Excerpt from a dataset:
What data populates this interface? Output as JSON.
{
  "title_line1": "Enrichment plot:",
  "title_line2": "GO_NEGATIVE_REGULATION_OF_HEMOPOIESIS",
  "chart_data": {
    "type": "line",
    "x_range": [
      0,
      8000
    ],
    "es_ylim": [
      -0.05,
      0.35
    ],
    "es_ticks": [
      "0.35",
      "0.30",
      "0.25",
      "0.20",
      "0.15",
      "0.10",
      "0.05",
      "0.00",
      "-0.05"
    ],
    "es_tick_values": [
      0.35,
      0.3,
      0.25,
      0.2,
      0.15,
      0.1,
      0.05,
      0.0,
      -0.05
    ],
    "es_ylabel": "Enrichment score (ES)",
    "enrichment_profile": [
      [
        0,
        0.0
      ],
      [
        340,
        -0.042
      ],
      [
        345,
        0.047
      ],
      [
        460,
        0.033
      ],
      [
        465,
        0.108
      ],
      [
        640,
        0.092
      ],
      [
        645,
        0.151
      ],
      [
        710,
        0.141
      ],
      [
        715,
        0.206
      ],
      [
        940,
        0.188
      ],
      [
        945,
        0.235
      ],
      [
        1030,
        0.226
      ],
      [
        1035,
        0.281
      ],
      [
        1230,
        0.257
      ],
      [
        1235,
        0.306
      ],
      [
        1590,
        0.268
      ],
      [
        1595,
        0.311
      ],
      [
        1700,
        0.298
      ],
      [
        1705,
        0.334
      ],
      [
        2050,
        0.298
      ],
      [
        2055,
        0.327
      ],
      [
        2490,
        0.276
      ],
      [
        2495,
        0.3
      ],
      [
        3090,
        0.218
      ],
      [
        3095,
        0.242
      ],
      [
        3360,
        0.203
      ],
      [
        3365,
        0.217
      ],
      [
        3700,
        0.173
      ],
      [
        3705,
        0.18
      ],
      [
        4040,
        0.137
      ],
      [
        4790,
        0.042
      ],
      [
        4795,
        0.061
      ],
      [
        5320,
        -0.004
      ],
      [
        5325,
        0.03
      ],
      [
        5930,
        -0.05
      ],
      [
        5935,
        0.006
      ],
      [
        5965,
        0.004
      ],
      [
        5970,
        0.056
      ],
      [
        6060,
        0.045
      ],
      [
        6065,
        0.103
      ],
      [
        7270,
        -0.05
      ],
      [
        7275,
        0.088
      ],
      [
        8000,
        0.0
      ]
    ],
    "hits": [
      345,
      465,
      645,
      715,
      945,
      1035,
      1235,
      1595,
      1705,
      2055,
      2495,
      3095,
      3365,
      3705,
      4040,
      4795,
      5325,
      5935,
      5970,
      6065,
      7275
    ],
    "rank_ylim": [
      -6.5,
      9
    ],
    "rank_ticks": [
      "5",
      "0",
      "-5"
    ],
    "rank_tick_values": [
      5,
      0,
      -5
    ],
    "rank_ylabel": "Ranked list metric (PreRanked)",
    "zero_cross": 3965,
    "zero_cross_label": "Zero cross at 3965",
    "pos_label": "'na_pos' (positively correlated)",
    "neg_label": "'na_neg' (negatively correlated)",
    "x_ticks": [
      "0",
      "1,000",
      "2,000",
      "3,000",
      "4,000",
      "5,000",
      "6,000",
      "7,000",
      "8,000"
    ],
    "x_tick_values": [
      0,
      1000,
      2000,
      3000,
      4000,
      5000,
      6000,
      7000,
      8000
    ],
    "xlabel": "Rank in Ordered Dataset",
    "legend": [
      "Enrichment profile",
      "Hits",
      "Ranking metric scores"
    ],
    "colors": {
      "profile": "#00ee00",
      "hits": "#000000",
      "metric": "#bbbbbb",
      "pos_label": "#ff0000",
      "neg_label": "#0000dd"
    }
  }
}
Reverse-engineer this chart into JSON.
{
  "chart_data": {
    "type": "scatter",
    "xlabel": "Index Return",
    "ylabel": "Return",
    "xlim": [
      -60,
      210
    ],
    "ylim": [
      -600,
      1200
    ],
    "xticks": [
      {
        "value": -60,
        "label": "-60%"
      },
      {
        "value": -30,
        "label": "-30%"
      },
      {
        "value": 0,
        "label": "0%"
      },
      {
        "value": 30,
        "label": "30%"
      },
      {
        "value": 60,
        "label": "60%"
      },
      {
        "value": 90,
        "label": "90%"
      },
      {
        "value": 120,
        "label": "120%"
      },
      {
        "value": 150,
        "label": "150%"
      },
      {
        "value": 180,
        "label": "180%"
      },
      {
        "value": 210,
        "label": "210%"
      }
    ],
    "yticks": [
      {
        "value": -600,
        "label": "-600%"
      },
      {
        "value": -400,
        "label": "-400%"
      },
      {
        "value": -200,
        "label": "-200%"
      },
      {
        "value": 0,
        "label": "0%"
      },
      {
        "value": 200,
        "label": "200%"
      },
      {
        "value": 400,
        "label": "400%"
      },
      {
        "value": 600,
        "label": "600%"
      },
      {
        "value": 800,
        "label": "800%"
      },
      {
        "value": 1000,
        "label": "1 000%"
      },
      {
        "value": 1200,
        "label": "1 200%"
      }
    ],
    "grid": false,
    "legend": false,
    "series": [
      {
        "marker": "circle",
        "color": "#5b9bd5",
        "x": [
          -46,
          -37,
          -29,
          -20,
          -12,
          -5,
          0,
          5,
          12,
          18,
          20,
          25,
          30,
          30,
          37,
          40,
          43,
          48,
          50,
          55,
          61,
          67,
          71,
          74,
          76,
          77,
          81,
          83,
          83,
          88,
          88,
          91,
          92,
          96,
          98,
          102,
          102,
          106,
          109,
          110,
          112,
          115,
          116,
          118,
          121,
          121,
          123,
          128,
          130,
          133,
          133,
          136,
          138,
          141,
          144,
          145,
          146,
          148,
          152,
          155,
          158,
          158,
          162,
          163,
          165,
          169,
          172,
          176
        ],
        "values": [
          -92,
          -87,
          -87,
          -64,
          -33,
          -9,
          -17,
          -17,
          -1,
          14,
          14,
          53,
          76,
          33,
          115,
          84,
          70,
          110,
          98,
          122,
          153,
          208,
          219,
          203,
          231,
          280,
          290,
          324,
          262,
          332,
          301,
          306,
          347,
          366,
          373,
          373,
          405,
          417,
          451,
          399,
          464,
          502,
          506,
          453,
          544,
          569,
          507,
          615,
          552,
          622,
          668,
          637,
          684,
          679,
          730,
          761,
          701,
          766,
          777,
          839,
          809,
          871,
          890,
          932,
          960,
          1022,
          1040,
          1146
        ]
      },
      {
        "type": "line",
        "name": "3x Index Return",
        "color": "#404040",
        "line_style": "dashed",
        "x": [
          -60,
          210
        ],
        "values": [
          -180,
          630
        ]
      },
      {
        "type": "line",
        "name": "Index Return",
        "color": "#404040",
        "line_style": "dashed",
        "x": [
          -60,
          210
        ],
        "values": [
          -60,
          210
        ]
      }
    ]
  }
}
==
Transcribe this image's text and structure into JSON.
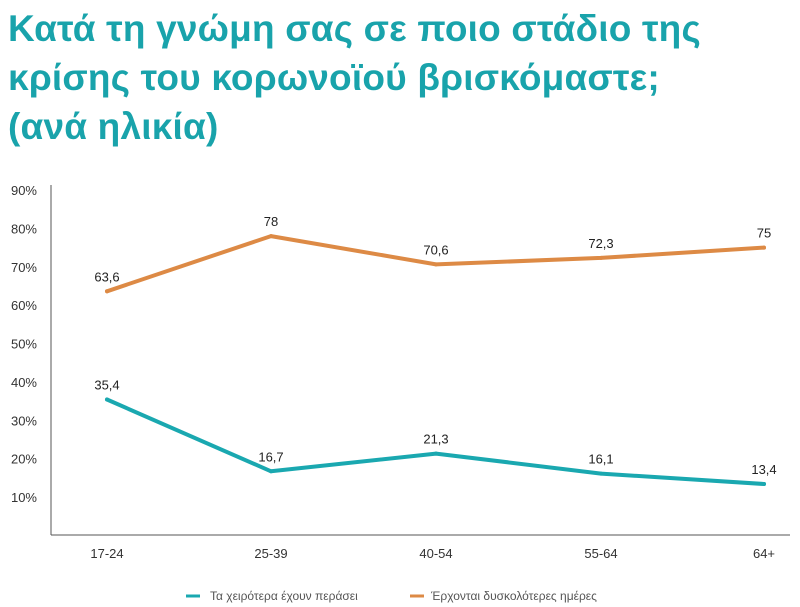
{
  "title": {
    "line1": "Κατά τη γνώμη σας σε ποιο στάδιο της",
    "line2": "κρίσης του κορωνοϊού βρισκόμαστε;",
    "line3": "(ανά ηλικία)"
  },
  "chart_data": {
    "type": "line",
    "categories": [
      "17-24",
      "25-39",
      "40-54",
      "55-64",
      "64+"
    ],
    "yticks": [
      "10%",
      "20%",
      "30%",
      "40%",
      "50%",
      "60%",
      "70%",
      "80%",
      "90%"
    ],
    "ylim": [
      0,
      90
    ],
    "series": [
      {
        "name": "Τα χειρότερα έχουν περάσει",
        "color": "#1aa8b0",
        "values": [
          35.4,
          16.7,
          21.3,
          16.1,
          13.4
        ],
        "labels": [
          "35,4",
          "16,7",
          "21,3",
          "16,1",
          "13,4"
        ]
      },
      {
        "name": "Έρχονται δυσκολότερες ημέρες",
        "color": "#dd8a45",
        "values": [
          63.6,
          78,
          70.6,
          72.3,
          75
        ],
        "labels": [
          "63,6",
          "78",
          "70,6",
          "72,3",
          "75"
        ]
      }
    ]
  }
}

_DO THIS_. In the entries above, identify every line with the word "correlated". Copy those lines.

_THE OUTPUT_.
    "pos_label": "'na_pos' (positively correlated)",
    "neg_label": "'na_neg' (negatively correlated)",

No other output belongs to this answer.